=== Aim of the exercise ===
Your task is to write out the complete listing exactly as it is shown.

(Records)
%%
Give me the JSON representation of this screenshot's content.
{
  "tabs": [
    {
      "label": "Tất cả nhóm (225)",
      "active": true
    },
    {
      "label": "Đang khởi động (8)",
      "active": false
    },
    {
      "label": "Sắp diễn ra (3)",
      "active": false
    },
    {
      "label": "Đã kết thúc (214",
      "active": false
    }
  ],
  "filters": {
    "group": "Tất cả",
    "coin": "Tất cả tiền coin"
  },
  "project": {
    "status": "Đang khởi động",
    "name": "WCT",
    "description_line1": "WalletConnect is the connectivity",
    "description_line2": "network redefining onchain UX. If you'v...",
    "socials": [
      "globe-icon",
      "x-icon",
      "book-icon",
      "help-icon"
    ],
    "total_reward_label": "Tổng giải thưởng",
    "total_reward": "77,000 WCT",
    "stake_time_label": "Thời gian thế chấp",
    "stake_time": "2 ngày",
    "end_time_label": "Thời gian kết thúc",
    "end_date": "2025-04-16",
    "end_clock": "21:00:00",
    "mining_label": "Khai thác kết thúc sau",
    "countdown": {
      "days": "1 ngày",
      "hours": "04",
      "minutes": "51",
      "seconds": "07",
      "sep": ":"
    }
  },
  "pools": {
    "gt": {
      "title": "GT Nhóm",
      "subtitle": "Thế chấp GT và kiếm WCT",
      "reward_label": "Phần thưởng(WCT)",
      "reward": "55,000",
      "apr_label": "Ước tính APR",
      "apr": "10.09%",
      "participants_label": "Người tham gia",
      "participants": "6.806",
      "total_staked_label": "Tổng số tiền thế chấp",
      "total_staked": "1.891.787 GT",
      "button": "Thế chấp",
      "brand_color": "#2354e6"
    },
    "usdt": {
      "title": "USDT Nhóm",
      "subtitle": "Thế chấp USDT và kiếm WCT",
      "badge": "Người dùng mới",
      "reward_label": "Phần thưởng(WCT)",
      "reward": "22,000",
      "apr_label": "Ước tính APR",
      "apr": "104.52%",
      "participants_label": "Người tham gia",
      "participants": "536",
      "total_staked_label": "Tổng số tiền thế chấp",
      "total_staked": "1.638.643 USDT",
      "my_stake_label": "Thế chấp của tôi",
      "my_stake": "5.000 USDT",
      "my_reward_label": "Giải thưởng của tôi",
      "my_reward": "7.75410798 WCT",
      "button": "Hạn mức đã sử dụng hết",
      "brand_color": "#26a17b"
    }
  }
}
%%
=== Completed task ===
Give me the JSON representation of this screenshot's content.
{
  "tabs": [
    {
      "label": "Tất cả nhóm (225)",
      "active": true
    },
    {
      "label": "Đang khởi động (8)",
      "active": false
    },
    {
      "label": "Sắp diễn ra (3)",
      "active": false
    },
    {
      "label": "Đã kết thúc (214",
      "active": false
    }
  ],
  "filters": {
    "group": "Tất cả",
    "coin": "Tất cả tiền coin"
  },
  "project": {
    "status": "Đang khởi động",
    "name": "WCT",
    "description_line1": "WalletConnect is the connectivity",
    "description_line2": "network redefining onchain UX. If you'v...",
    "socials": [
      "globe-icon",
      "x-icon",
      "book-icon",
      "help-icon"
    ],
    "total_reward_label": "Tổng giải thưởng",
    "total_reward": "77,000 WCT",
    "stake_time_label": "Thời gian thế chấp",
    "stake_time": "2 ngày",
    "end_time_label": "Thời gian kết thúc",
    "end_date": "2025-04-16",
    "end_clock": "21:00:00",
    "mining_label": "Khai thác kết thúc sau",
    "countdown": {
      "days": "1 ngày",
      "hours": "04",
      "minutes": "51",
      "seconds": "07",
      "sep": ":"
    }
  },
  "pools": {
    "gt": {
      "title": "GT Nhóm",
      "subtitle": "Thế chấp GT và kiếm WCT",
      "reward_label": "Phần thưởng(WCT)",
      "reward": "55,000",
      "apr_label": "Ước tính APR",
      "apr": "10.09%",
      "participants_label": "Người tham gia",
      "participants": "6.806",
      "total_staked_label": "Tổng số tiền thế chấp",
      "total_staked": "1.891.787 GT",
      "button": "Thế chấp",
      "brand_color": "#2354e6"
    },
    "usdt": {
      "title": "USDT Nhóm",
      "subtitle": "Thế chấp USDT và kiếm WCT",
      "badge": "Người dùng mới",
      "reward_label": "Phần thưởng(WCT)",
      "reward": "22,000",
      "apr_label": "Ước tính APR",
      "apr": "104.52%",
      "participants_label": "Người tham gia",
      "participants": "536",
      "total_staked_label": "Tổng số tiền thế chấp",
      "total_staked": "1.638.643 USDT",
      "my_stake_label": "Thế chấp của tôi",
      "my_stake": "5.000 USDT",
      "my_reward_label": "Giải thưởng của tôi",
      "my_reward": "7.75410798 WCT",
      "button": "Hạn mức đã sử dụng hết",
      "brand_color": "#26a17b"
    }
  }
}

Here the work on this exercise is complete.